**Extracted records**:

◇ ◇ ◇

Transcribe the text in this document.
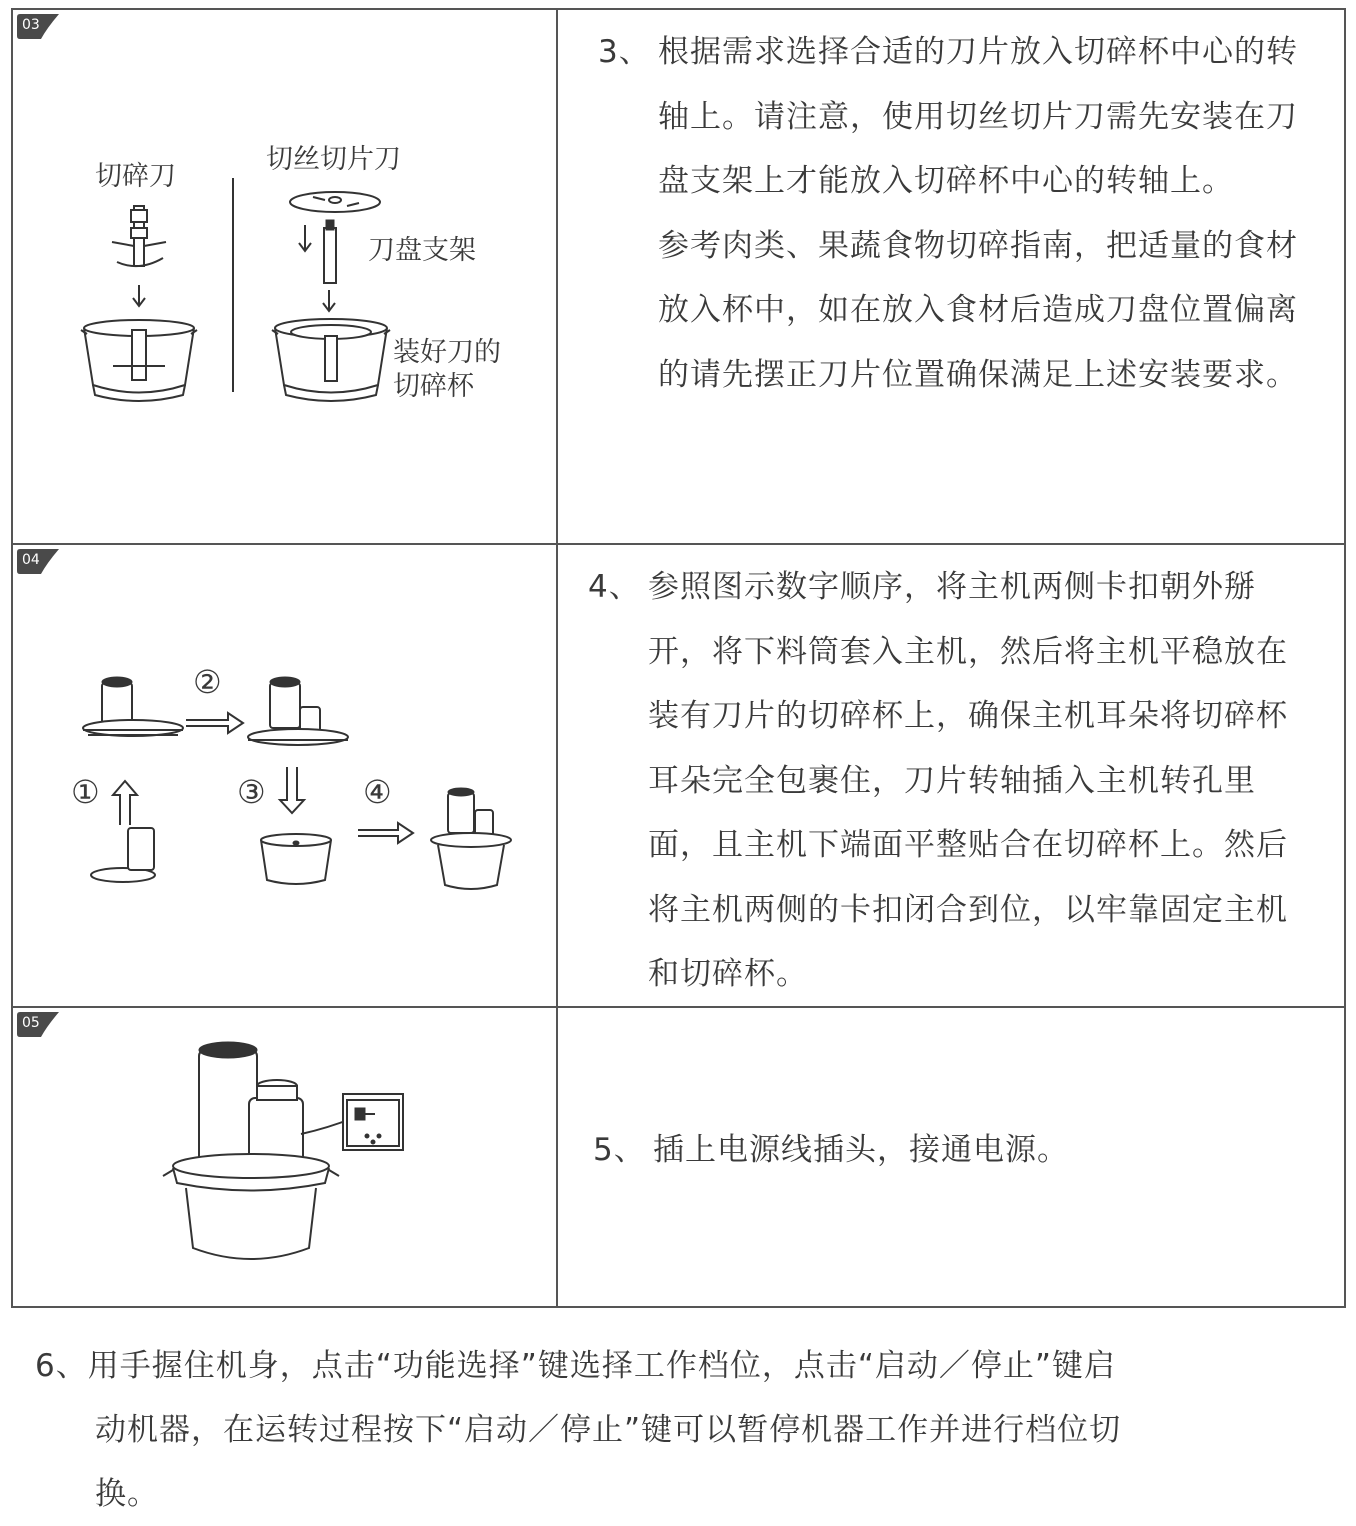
03
切碎刀
切丝切片刀
刀盘支架
装好刀的
切碎杯
3、 根据需求选择合适的刀片放入切碎杯中心的转轴上。请注意，使用切丝切片刀需先安装在刀盘支架上才能放入切碎杯中心的转轴上。
参考肉类、果蔬食物切碎指南，把适量的食材放入杯中，如在放入食材后造成刀盘位置偏离的请先摆正刀片位置确保满足上述安装要求。
04
②
①	③	④
4、 参照图示数字顺序，将主机两侧卡扣朝外掰开，将下料筒套入主机，然后将主机平稳放在装有刀片的切碎杯上，确保主机耳朵将切碎杯耳朵完全包裹住，刀片转轴插入主机转孔里面，且主机下端面平整贴合在切碎杯上。然后将主机两侧的卡扣闭合到位，以牢靠固定主机和切碎杯。
05
5、 插上电源线插头，接通电源。
6、用手握住机身，点击“功能选择”键选择工作档位，点击“启动／停止”键启
动机器，在运转过程按下“启动／停止”键可以暂停机器工作并进行档位切
换。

◇ ◇ ◇

**Problem to work on**: In your copy, leave out the pictures and reproduce the material above exactly.

**The completed task**:
Transcribe the text in this document.
03
切碎刀
切丝切片刀
刀盘支架
装好刀的
切碎杯
3、 根据需求选择合适的刀片放入切碎杯中心的转轴上。请注意，使用切丝切片刀需先安装在刀盘支架上才能放入切碎杯中心的转轴上。
参考肉类、果蔬食物切碎指南，把适量的食材放入杯中，如在放入食材后造成刀盘位置偏离的请先摆正刀片位置确保满足上述安装要求。
04
②
①	③	④
4、 参照图示数字顺序，将主机两侧卡扣朝外掰开，将下料筒套入主机，然后将主机平稳放在装有刀片的切碎杯上，确保主机耳朵将切碎杯耳朵完全包裹住，刀片转轴插入主机转孔里面，且主机下端面平整贴合在切碎杯上。然后将主机两侧的卡扣闭合到位，以牢靠固定主机和切碎杯。
05
5、 插上电源线插头，接通电源。
6、用手握住机身，点击“功能选择”键选择工作档位，点击“启动／停止”键启
动机器，在运转过程按下“启动／停止”键可以暂停机器工作并进行档位切
换。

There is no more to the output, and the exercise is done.